### Short problem
Every line of the material that follows must be printed again exactly.
= = = =
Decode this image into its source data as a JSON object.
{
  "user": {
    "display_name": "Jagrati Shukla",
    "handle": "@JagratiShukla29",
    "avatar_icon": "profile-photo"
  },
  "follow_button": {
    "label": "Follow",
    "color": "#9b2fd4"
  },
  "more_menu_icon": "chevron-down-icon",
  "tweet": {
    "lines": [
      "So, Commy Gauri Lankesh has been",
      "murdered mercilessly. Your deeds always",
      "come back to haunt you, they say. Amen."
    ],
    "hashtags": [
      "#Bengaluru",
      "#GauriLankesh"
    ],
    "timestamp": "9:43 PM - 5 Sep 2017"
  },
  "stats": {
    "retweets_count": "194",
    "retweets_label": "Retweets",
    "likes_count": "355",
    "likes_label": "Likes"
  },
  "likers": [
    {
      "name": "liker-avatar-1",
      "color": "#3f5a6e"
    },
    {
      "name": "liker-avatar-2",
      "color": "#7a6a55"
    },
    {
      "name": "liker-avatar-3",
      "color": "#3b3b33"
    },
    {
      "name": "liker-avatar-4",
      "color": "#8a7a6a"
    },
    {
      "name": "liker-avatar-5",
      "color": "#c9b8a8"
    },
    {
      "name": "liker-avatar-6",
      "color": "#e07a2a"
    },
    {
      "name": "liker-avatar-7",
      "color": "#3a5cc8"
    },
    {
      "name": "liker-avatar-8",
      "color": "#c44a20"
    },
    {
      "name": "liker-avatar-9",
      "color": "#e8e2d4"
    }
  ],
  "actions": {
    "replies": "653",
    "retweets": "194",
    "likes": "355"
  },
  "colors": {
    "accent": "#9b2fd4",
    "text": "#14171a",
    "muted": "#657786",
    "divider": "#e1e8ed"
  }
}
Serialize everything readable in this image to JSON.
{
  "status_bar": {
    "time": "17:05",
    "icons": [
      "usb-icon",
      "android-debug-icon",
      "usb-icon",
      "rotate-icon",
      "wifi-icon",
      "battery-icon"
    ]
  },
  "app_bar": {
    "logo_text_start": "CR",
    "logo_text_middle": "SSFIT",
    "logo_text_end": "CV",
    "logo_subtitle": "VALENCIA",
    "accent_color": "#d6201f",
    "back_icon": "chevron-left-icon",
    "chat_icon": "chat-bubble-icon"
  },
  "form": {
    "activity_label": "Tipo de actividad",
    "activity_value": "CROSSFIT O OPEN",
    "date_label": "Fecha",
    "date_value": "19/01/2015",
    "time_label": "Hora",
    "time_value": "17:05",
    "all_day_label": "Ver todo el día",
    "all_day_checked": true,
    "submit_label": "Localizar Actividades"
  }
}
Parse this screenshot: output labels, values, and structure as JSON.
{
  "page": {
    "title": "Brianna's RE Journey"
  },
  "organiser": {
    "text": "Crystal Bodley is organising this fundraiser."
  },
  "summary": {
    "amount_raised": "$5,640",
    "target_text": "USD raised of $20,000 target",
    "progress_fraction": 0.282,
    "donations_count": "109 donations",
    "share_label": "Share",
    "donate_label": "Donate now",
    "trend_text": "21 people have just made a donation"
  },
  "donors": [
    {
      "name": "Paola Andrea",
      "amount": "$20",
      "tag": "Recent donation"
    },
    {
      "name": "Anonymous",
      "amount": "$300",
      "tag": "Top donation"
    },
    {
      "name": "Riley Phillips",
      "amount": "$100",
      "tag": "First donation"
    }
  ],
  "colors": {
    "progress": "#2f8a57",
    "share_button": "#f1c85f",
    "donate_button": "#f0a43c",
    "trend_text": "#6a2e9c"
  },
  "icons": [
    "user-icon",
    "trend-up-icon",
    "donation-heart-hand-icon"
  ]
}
= = = =
### Task result
Decode this image into its source data as a JSON object.
{
  "user": {
    "display_name": "Jagrati Shukla",
    "handle": "@JagratiShukla29",
    "avatar_icon": "profile-photo"
  },
  "follow_button": {
    "label": "Follow",
    "color": "#9b2fd4"
  },
  "more_menu_icon": "chevron-down-icon",
  "tweet": {
    "lines": [
      "So, Commy Gauri Lankesh has been",
      "murdered mercilessly. Your deeds always",
      "come back to haunt you, they say. Amen."
    ],
    "hashtags": [
      "#Bengaluru",
      "#GauriLankesh"
    ],
    "timestamp": "9:43 PM - 5 Sep 2017"
  },
  "stats": {
    "retweets_count": "194",
    "retweets_label": "Retweets",
    "likes_count": "355",
    "likes_label": "Likes"
  },
  "likers": [
    {
      "name": "liker-avatar-1",
      "color": "#3f5a6e"
    },
    {
      "name": "liker-avatar-2",
      "color": "#7a6a55"
    },
    {
      "name": "liker-avatar-3",
      "color": "#3b3b33"
    },
    {
      "name": "liker-avatar-4",
      "color": "#8a7a6a"
    },
    {
      "name": "liker-avatar-5",
      "color": "#c9b8a8"
    },
    {
      "name": "liker-avatar-6",
      "color": "#e07a2a"
    },
    {
      "name": "liker-avatar-7",
      "color": "#3a5cc8"
    },
    {
      "name": "liker-avatar-8",
      "color": "#c44a20"
    },
    {
      "name": "liker-avatar-9",
      "color": "#e8e2d4"
    }
  ],
  "actions": {
    "replies": "653",
    "retweets": "194",
    "likes": "355"
  },
  "colors": {
    "accent": "#9b2fd4",
    "text": "#14171a",
    "muted": "#657786",
    "divider": "#e1e8ed"
  }
}
Serialize everything readable in this image to JSON.
{
  "status_bar": {
    "time": "17:05",
    "icons": [
      "usb-icon",
      "android-debug-icon",
      "usb-icon",
      "rotate-icon",
      "wifi-icon",
      "battery-icon"
    ]
  },
  "app_bar": {
    "logo_text_start": "CR",
    "logo_text_middle": "SSFIT",
    "logo_text_end": "CV",
    "logo_subtitle": "VALENCIA",
    "accent_color": "#d6201f",
    "back_icon": "chevron-left-icon",
    "chat_icon": "chat-bubble-icon"
  },
  "form": {
    "activity_label": "Tipo de actividad",
    "activity_value": "CROSSFIT O OPEN",
    "date_label": "Fecha",
    "date_value": "19/01/2015",
    "time_label": "Hora",
    "time_value": "17:05",
    "all_day_label": "Ver todo el día",
    "all_day_checked": true,
    "submit_label": "Localizar Actividades"
  }
}
Parse this screenshot: output labels, values, and structure as JSON.
{
  "page": {
    "title": "Brianna's RE Journey"
  },
  "organiser": {
    "text": "Crystal Bodley is organising this fundraiser."
  },
  "summary": {
    "amount_raised": "$5,640",
    "target_text": "USD raised of $20,000 target",
    "progress_fraction": 0.282,
    "donations_count": "109 donations",
    "share_label": "Share",
    "donate_label": "Donate now",
    "trend_text": "21 people have just made a donation"
  },
  "donors": [
    {
      "name": "Paola Andrea",
      "amount": "$20",
      "tag": "Recent donation"
    },
    {
      "name": "Anonymous",
      "amount": "$300",
      "tag": "Top donation"
    },
    {
      "name": "Riley Phillips",
      "amount": "$100",
      "tag": "First donation"
    }
  ],
  "colors": {
    "progress": "#2f8a57",
    "share_button": "#f1c85f",
    "donate_button": "#f0a43c",
    "trend_text": "#6a2e9c"
  },
  "icons": [
    "user-icon",
    "trend-up-icon",
    "donation-heart-hand-icon"
  ]
}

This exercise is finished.